■ **TO DO**
Check every line below for the word "South" and copy the ones that have it.

══ EXCERPTED DATA

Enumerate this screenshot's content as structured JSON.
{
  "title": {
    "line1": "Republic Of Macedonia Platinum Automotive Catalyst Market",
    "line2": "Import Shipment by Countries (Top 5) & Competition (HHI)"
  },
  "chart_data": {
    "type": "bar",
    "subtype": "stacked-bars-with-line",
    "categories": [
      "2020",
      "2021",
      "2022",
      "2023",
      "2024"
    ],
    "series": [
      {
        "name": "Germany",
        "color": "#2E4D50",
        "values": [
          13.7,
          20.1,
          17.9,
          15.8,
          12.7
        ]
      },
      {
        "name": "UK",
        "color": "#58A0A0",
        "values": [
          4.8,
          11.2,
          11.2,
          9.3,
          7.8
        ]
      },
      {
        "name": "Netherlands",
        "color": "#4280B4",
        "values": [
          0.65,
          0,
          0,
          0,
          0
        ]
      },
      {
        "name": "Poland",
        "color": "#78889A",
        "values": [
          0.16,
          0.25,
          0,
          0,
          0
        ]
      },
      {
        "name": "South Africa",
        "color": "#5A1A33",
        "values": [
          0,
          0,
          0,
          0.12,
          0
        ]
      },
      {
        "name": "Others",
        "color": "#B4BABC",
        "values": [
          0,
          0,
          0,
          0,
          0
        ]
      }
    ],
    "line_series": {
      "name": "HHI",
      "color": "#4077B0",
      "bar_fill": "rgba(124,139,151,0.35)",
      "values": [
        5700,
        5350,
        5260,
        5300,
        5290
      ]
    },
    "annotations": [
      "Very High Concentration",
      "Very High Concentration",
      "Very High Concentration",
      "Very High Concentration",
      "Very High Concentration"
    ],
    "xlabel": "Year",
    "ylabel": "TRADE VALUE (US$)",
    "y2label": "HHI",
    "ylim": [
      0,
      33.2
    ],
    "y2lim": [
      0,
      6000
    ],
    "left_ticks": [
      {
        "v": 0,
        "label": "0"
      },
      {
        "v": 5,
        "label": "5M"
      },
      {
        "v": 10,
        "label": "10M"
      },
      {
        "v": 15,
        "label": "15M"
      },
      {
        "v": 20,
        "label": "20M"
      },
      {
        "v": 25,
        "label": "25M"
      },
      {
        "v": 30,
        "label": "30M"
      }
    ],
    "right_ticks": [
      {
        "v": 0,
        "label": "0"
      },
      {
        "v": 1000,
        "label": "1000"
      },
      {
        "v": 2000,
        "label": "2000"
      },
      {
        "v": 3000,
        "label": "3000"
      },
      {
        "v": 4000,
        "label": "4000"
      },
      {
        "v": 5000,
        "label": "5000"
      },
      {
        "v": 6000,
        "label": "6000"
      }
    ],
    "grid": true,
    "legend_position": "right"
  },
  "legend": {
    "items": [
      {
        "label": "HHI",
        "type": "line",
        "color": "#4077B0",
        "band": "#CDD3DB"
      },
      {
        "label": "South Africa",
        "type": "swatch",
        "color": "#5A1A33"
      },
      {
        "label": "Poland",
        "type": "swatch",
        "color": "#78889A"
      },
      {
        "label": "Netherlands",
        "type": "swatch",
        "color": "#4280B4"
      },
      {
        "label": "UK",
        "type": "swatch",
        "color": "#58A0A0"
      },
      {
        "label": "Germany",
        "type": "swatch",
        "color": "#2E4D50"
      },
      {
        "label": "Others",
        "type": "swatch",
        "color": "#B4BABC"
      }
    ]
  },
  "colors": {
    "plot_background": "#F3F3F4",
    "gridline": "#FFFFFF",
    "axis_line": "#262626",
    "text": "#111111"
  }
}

════

■ **RESPONSE TO THIS TASK**
        "name": "South Africa",
        "label": "South Africa",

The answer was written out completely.